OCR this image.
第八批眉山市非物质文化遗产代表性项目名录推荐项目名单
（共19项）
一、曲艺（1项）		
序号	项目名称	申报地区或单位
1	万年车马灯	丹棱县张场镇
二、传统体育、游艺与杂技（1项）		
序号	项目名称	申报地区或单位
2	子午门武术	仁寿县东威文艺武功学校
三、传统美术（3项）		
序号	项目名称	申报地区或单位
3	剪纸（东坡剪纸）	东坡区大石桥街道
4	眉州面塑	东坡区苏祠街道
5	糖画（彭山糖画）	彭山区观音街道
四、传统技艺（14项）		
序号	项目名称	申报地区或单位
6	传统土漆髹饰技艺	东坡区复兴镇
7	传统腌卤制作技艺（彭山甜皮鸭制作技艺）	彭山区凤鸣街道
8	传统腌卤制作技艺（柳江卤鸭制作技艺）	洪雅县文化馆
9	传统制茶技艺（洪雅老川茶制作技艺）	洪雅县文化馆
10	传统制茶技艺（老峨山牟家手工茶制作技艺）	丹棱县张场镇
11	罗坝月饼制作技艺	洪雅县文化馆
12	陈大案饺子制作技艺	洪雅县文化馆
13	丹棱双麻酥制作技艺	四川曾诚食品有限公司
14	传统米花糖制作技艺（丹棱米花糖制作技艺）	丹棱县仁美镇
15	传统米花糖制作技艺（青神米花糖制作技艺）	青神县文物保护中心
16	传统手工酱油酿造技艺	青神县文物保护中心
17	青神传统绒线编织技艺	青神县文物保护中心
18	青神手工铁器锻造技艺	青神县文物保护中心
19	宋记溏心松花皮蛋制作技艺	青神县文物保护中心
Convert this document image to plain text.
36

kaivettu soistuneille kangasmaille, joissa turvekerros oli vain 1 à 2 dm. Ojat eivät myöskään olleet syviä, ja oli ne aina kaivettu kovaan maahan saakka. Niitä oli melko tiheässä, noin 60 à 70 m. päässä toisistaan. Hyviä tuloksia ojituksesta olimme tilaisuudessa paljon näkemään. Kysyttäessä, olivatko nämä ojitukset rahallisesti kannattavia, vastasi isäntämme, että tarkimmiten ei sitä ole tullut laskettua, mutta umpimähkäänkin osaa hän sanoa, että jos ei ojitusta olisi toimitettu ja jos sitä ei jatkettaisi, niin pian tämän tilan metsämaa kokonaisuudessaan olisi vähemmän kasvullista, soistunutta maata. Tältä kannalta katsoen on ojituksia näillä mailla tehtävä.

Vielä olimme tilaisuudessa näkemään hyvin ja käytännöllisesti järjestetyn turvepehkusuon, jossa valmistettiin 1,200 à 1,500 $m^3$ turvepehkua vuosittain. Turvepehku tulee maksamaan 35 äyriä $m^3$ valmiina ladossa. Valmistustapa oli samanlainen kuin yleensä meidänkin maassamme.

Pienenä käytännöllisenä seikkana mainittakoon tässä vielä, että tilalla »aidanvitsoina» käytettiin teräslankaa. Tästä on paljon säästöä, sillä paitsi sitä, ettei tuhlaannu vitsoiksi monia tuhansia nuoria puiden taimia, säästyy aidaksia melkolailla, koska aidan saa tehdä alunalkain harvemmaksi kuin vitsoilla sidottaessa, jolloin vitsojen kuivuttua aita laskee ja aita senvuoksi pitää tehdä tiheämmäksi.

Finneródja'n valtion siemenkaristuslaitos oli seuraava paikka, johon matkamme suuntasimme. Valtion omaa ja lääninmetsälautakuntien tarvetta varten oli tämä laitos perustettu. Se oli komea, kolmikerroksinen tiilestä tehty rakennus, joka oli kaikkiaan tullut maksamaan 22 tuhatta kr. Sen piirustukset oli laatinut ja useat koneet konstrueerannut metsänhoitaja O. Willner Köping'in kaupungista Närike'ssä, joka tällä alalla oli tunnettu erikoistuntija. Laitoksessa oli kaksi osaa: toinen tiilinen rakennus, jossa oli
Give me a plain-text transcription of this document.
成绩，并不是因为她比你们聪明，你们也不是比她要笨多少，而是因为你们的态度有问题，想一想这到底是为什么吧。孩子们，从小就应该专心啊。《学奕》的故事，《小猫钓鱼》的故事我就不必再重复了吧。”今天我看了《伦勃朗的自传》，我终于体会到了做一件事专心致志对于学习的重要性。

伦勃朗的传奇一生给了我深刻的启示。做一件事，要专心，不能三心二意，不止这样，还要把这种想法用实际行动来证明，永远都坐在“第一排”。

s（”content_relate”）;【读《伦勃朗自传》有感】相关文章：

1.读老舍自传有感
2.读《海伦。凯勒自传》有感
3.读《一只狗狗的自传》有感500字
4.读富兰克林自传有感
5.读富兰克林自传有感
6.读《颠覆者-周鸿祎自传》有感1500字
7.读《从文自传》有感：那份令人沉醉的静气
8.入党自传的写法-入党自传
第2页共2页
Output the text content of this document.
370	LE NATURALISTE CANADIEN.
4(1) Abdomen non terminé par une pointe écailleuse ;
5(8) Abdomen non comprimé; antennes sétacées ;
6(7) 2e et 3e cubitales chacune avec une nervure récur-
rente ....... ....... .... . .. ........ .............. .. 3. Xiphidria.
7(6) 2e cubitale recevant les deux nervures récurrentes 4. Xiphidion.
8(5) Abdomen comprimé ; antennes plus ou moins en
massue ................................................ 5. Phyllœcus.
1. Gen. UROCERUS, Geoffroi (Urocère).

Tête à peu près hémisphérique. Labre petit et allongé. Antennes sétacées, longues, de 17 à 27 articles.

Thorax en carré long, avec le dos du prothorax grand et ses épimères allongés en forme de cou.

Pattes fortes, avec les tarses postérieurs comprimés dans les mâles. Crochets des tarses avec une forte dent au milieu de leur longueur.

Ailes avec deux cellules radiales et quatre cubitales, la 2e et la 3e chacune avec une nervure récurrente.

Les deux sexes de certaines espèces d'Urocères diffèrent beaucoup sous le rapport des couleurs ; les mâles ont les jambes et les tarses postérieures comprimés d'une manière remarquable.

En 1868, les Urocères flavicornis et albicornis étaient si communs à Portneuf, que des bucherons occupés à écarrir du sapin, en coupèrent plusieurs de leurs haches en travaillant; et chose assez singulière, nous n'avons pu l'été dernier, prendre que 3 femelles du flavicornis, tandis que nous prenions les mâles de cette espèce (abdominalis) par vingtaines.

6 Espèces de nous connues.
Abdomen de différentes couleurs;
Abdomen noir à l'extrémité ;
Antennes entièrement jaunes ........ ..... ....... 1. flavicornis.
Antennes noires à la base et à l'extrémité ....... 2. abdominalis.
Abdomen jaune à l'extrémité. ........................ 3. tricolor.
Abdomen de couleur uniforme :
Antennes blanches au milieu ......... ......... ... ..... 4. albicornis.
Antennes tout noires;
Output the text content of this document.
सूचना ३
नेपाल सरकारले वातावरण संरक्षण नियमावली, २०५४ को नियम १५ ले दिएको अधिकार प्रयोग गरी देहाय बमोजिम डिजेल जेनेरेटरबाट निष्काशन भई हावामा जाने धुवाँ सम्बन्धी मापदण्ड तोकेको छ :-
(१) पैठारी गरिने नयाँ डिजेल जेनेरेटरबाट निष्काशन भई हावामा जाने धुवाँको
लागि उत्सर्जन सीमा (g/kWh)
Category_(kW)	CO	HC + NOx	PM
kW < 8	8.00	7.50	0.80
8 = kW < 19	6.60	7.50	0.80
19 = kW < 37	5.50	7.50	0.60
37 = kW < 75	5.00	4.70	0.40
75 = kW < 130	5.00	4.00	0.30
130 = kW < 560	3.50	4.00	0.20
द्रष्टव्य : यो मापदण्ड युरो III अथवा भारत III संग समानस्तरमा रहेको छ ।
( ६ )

________________________________________

# [TASK OBJECTIVE]
Set down all of the records shown above once more, exactly.

# [RESULT OF THIS EXERCISE]
OCR this image.
第八批眉山市非物质文化遗产代表性项目名录推荐项目名单
（共19项）
一、曲艺（1项）		
序号	项目名称	申报地区或单位
1	万年车马灯	丹棱县张场镇
二、传统体育、游艺与杂技（1项）		
序号	项目名称	申报地区或单位
2	子午门武术	仁寿县东威文艺武功学校
三、传统美术（3项）		
序号	项目名称	申报地区或单位
3	剪纸（东坡剪纸）	东坡区大石桥街道
4	眉州面塑	东坡区苏祠街道
5	糖画（彭山糖画）	彭山区观音街道
四、传统技艺（14项）		
序号	项目名称	申报地区或单位
6	传统土漆髹饰技艺	东坡区复兴镇
7	传统腌卤制作技艺（彭山甜皮鸭制作技艺）	彭山区凤鸣街道
8	传统腌卤制作技艺（柳江卤鸭制作技艺）	洪雅县文化馆
9	传统制茶技艺（洪雅老川茶制作技艺）	洪雅县文化馆
10	传统制茶技艺（老峨山牟家手工茶制作技艺）	丹棱县张场镇
11	罗坝月饼制作技艺	洪雅县文化馆
12	陈大案饺子制作技艺	洪雅县文化馆
13	丹棱双麻酥制作技艺	四川曾诚食品有限公司
14	传统米花糖制作技艺（丹棱米花糖制作技艺）	丹棱县仁美镇
15	传统米花糖制作技艺（青神米花糖制作技艺）	青神县文物保护中心
16	传统手工酱油酿造技艺	青神县文物保护中心
17	青神传统绒线编织技艺	青神县文物保护中心
18	青神手工铁器锻造技艺	青神县文物保护中心
19	宋记溏心松花皮蛋制作技艺	青神县文物保护中心
Convert this document image to plain text.
36

kaivettu soistuneille kangasmaille, joissa turvekerros oli vain 1 à 2 dm. Ojat eivät myöskään olleet syviä, ja oli ne aina kaivettu kovaan maahan saakka. Niitä oli melko tiheässä, noin 60 à 70 m. päässä toisistaan. Hyviä tuloksia ojituksesta olimme tilaisuudessa paljon näkemään. Kysyttäessä, olivatko nämä ojitukset rahallisesti kannattavia, vastasi isäntämme, että tarkimmiten ei sitä ole tullut laskettua, mutta umpimähkäänkin osaa hän sanoa, että jos ei ojitusta olisi toimitettu ja jos sitä ei jatkettaisi, niin pian tämän tilan metsämaa kokonaisuudessaan olisi vähemmän kasvullista, soistunutta maata. Tältä kannalta katsoen on ojituksia näillä mailla tehtävä.

Vielä olimme tilaisuudessa näkemään hyvin ja käytännöllisesti järjestetyn turvepehkusuon, jossa valmistettiin 1,200 à 1,500 $m^3$ turvepehkua vuosittain. Turvepehku tulee maksamaan 35 äyriä $m^3$ valmiina ladossa. Valmistustapa oli samanlainen kuin yleensä meidänkin maassamme.

Pienenä käytännöllisenä seikkana mainittakoon tässä vielä, että tilalla »aidanvitsoina» käytettiin teräslankaa. Tästä on paljon säästöä, sillä paitsi sitä, ettei tuhlaannu vitsoiksi monia tuhansia nuoria puiden taimia, säästyy aidaksia melkolailla, koska aidan saa tehdä alunalkain harvemmaksi kuin vitsoilla sidottaessa, jolloin vitsojen kuivuttua aita laskee ja aita senvuoksi pitää tehdä tiheämmäksi.

Finneródja'n valtion siemenkaristuslaitos oli seuraava paikka, johon matkamme suuntasimme. Valtion omaa ja lääninmetsälautakuntien tarvetta varten oli tämä laitos perustettu. Se oli komea, kolmikerroksinen tiilestä tehty rakennus, joka oli kaikkiaan tullut maksamaan 22 tuhatta kr. Sen piirustukset oli laatinut ja useat koneet konstrueerannut metsänhoitaja O. Willner Köping'in kaupungista Närike'ssä, joka tällä alalla oli tunnettu erikoistuntija. Laitoksessa oli kaksi osaa: toinen tiilinen rakennus, jossa oli
Give me a plain-text transcription of this document.
成绩，并不是因为她比你们聪明，你们也不是比她要笨多少，而是因为你们的态度有问题，想一想这到底是为什么吧。孩子们，从小就应该专心啊。《学奕》的故事，《小猫钓鱼》的故事我就不必再重复了吧。”今天我看了《伦勃朗的自传》，我终于体会到了做一件事专心致志对于学习的重要性。

伦勃朗的传奇一生给了我深刻的启示。做一件事，要专心，不能三心二意，不止这样，还要把这种想法用实际行动来证明，永远都坐在“第一排”。

s（”content_relate”）;【读《伦勃朗自传》有感】相关文章：

1.读老舍自传有感
2.读《海伦。凯勒自传》有感
3.读《一只狗狗的自传》有感500字
4.读富兰克林自传有感
5.读富兰克林自传有感
6.读《颠覆者-周鸿祎自传》有感1500字
7.读《从文自传》有感：那份令人沉醉的静气
8.入党自传的写法-入党自传
第2页共2页
Output the text content of this document.
370	LE NATURALISTE CANADIEN.
4(1) Abdomen non terminé par une pointe écailleuse ;
5(8) Abdomen non comprimé; antennes sétacées ;
6(7) 2e et 3e cubitales chacune avec une nervure récur-
rente ....... ....... .... . .. ........ .............. .. 3. Xiphidria.
7(6) 2e cubitale recevant les deux nervures récurrentes 4. Xiphidion.
8(5) Abdomen comprimé ; antennes plus ou moins en
massue ................................................ 5. Phyllœcus.
1. Gen. UROCERUS, Geoffroi (Urocère).

Tête à peu près hémisphérique. Labre petit et allongé. Antennes sétacées, longues, de 17 à 27 articles.

Thorax en carré long, avec le dos du prothorax grand et ses épimères allongés en forme de cou.

Pattes fortes, avec les tarses postérieurs comprimés dans les mâles. Crochets des tarses avec une forte dent au milieu de leur longueur.

Ailes avec deux cellules radiales et quatre cubitales, la 2e et la 3e chacune avec une nervure récurrente.

Les deux sexes de certaines espèces d'Urocères diffèrent beaucoup sous le rapport des couleurs ; les mâles ont les jambes et les tarses postérieures comprimés d'une manière remarquable.

En 1868, les Urocères flavicornis et albicornis étaient si communs à Portneuf, que des bucherons occupés à écarrir du sapin, en coupèrent plusieurs de leurs haches en travaillant; et chose assez singulière, nous n'avons pu l'été dernier, prendre que 3 femelles du flavicornis, tandis que nous prenions les mâles de cette espèce (abdominalis) par vingtaines.

6 Espèces de nous connues.
Abdomen de différentes couleurs;
Abdomen noir à l'extrémité ;
Antennes entièrement jaunes ........ ..... ....... 1. flavicornis.
Antennes noires à la base et à l'extrémité ....... 2. abdominalis.
Abdomen jaune à l'extrémité. ........................ 3. tricolor.
Abdomen de couleur uniforme :
Antennes blanches au milieu ......... ......... ... ..... 4. albicornis.
Antennes tout noires;
Output the text content of this document.
सूचना ३
नेपाल सरकारले वातावरण संरक्षण नियमावली, २०५४ को नियम १५ ले दिएको अधिकार प्रयोग गरी देहाय बमोजिम डिजेल जेनेरेटरबाट निष्काशन भई हावामा जाने धुवाँ सम्बन्धी मापदण्ड तोकेको छ :-
(१) पैठारी गरिने नयाँ डिजेल जेनेरेटरबाट निष्काशन भई हावामा जाने धुवाँको
लागि उत्सर्जन सीमा (g/kWh)
Category_(kW)	CO	HC + NOx	PM
kW < 8	8.00	7.50	0.80
8 = kW < 19	6.60	7.50	0.80
19 = kW < 37	5.50	7.50	0.60
37 = kW < 75	5.00	4.70	0.40
75 = kW < 130	5.00	4.00	0.30
130 = kW < 560	3.50	4.00	0.20
द्रष्टव्य : यो मापदण्ड युरो III अथवा भारत III संग समानस्तरमा रहेको छ ।
( ६ )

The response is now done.